Dataset records:
=======

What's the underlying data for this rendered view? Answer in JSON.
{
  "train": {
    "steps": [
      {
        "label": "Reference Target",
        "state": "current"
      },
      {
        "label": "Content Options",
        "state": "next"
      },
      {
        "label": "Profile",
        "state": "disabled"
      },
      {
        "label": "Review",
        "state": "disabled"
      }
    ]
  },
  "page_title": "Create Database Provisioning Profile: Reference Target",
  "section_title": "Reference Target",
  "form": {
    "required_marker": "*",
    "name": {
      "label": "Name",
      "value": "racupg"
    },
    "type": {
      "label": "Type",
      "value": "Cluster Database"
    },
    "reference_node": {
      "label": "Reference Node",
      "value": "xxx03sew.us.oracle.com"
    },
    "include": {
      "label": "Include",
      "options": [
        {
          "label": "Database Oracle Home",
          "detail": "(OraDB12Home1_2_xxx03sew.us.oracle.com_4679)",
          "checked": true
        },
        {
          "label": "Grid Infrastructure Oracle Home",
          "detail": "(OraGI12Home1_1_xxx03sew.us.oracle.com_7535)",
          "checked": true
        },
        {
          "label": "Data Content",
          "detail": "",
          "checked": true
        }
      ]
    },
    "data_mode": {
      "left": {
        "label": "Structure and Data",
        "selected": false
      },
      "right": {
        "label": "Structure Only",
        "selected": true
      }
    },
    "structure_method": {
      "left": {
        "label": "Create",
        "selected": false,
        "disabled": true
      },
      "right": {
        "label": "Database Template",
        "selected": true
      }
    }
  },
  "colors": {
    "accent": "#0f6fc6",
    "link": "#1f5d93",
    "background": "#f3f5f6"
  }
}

=======

• [Exercise description] The records above should be repeated in full, exactly as given.

• [Exercise result]
What's the underlying data for this rendered view? Answer in JSON.
{
  "train": {
    "steps": [
      {
        "label": "Reference Target",
        "state": "current"
      },
      {
        "label": "Content Options",
        "state": "next"
      },
      {
        "label": "Profile",
        "state": "disabled"
      },
      {
        "label": "Review",
        "state": "disabled"
      }
    ]
  },
  "page_title": "Create Database Provisioning Profile: Reference Target",
  "section_title": "Reference Target",
  "form": {
    "required_marker": "*",
    "name": {
      "label": "Name",
      "value": "racupg"
    },
    "type": {
      "label": "Type",
      "value": "Cluster Database"
    },
    "reference_node": {
      "label": "Reference Node",
      "value": "xxx03sew.us.oracle.com"
    },
    "include": {
      "label": "Include",
      "options": [
        {
          "label": "Database Oracle Home",
          "detail": "(OraDB12Home1_2_xxx03sew.us.oracle.com_4679)",
          "checked": true
        },
        {
          "label": "Grid Infrastructure Oracle Home",
          "detail": "(OraGI12Home1_1_xxx03sew.us.oracle.com_7535)",
          "checked": true
        },
        {
          "label": "Data Content",
          "detail": "",
          "checked": true
        }
      ]
    },
    "data_mode": {
      "left": {
        "label": "Structure and Data",
        "selected": false
      },
      "right": {
        "label": "Structure Only",
        "selected": true
      }
    },
    "structure_method": {
      "left": {
        "label": "Create",
        "selected": false,
        "disabled": true
      },
      "right": {
        "label": "Database Template",
        "selected": true
      }
    }
  },
  "colors": {
    "accent": "#0f6fc6",
    "link": "#1f5d93",
    "background": "#f3f5f6"
  }
}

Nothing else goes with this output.